● WRITTEN EXERCISE
Extract the text of each entry below exactly, leaving every image behind.

[Records from a data collection]
----------
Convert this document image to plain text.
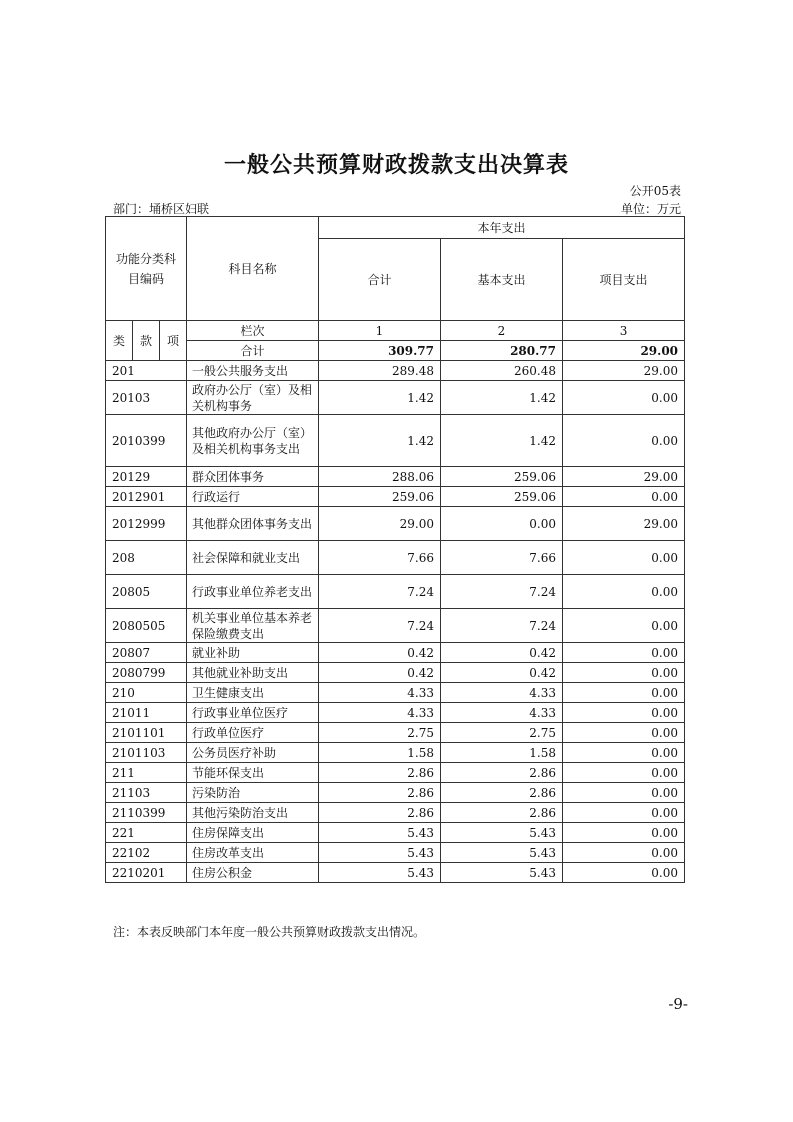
一般公共预算财政拨款支出决算表
公开05表
部门：埇桥区妇联	单位：万元
功能分类科目编码			科目名称	本年支出		
				合计	基本支出	项目支出
类	款	项	栏次	1	2	3
			合计	309.77	280.77	29.00
201			一般公共服务支出	289.48	260.48	29.00
20103			政府办公厅（室）及相关机构事务	1.42	1.42	0.00
2010399			其他政府办公厅（室）及相关机构事务支出	1.42	1.42	0.00
20129			群众团体事务	288.06	259.06	29.00
2012901			行政运行	259.06	259.06	0.00
2012999			其他群众团体事务支出	29.00	0.00	29.00
208			社会保障和就业支出	7.66	7.66	0.00
20805			行政事业单位养老支出	7.24	7.24	0.00
2080505			机关事业单位基本养老保险缴费支出	7.24	7.24	0.00
20807			就业补助	0.42	0.42	0.00
2080799			其他就业补助支出	0.42	0.42	0.00
210			卫生健康支出	4.33	4.33	0.00
21011			行政事业单位医疗	4.33	4.33	0.00
2101101			行政单位医疗	2.75	2.75	0.00
2101103			公务员医疗补助	1.58	1.58	0.00
211			节能环保支出	2.86	2.86	0.00
21103			污染防治	2.86	2.86	0.00
2110399			其他污染防治支出	2.86	2.86	0.00
221			住房保障支出	5.43	5.43	0.00
22102			住房改革支出	5.43	5.43	0.00
2210201			住房公积金	5.43	5.43	0.00
注：本表反映部门本年度一般公共预算财政拨款支出情况。
-9-
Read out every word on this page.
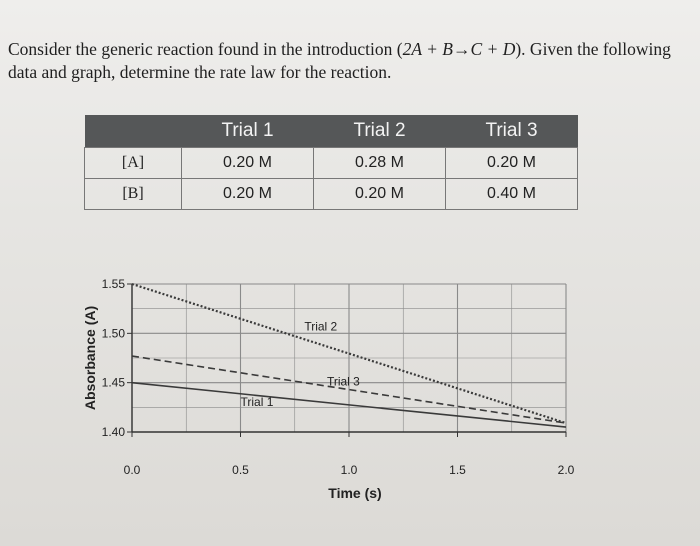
Consider the generic reaction found in the introduction (2A + B→C + D). Given the following data and graph, determine the rate law for the reaction.

	Trial 1	Trial 2	Trial 3
[A]	0.20 M	0.28 M	0.20 M
[B]	0.20 M	0.20 M	0.40 M
0.0	0.5	1.0	1.5	2.0
1.55
1.50
1.45
1.40
Time (s)
Absorbance (A)	Trial 1
Trial 2
Trial 3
----------
● FINISHED EXERCISE
Convert this document image to plain text.
一般公共预算财政拨款支出决算表
公开05表
部门：埇桥区妇联	单位：万元
功能分类科目编码			科目名称	本年支出		
				合计	基本支出	项目支出
类	款	项	栏次	1	2	3
			合计	309.77	280.77	29.00
201			一般公共服务支出	289.48	260.48	29.00
20103			政府办公厅（室）及相关机构事务	1.42	1.42	0.00
2010399			其他政府办公厅（室）及相关机构事务支出	1.42	1.42	0.00
20129			群众团体事务	288.06	259.06	29.00
2012901			行政运行	259.06	259.06	0.00
2012999			其他群众团体事务支出	29.00	0.00	29.00
208			社会保障和就业支出	7.66	7.66	0.00
20805			行政事业单位养老支出	7.24	7.24	0.00
2080505			机关事业单位基本养老保险缴费支出	7.24	7.24	0.00
20807			就业补助	0.42	0.42	0.00
2080799			其他就业补助支出	0.42	0.42	0.00
210			卫生健康支出	4.33	4.33	0.00
21011			行政事业单位医疗	4.33	4.33	0.00
2101101			行政单位医疗	2.75	2.75	0.00
2101103			公务员医疗补助	1.58	1.58	0.00
211			节能环保支出	2.86	2.86	0.00
21103			污染防治	2.86	2.86	0.00
2110399			其他污染防治支出	2.86	2.86	0.00
221			住房保障支出	5.43	5.43	0.00
22102			住房改革支出	5.43	5.43	0.00
2210201			住房公积金	5.43	5.43	0.00
注：本表反映部门本年度一般公共预算财政拨款支出情况。
-9-
Read out every word on this page.
Consider the generic reaction found in the introduction (2A + B→C + D). Given the following data and graph, determine the rate law for the reaction.

	Trial 1	Trial 2	Trial 3
[A]	0.20 M	0.28 M	0.20 M
[B]	0.20 M	0.20 M	0.40 M
0.0	0.5	1.0	1.5	2.0
1.55
1.50
1.45
1.40
Time (s)
Absorbance (A)	Trial 1
Trial 2
Trial 3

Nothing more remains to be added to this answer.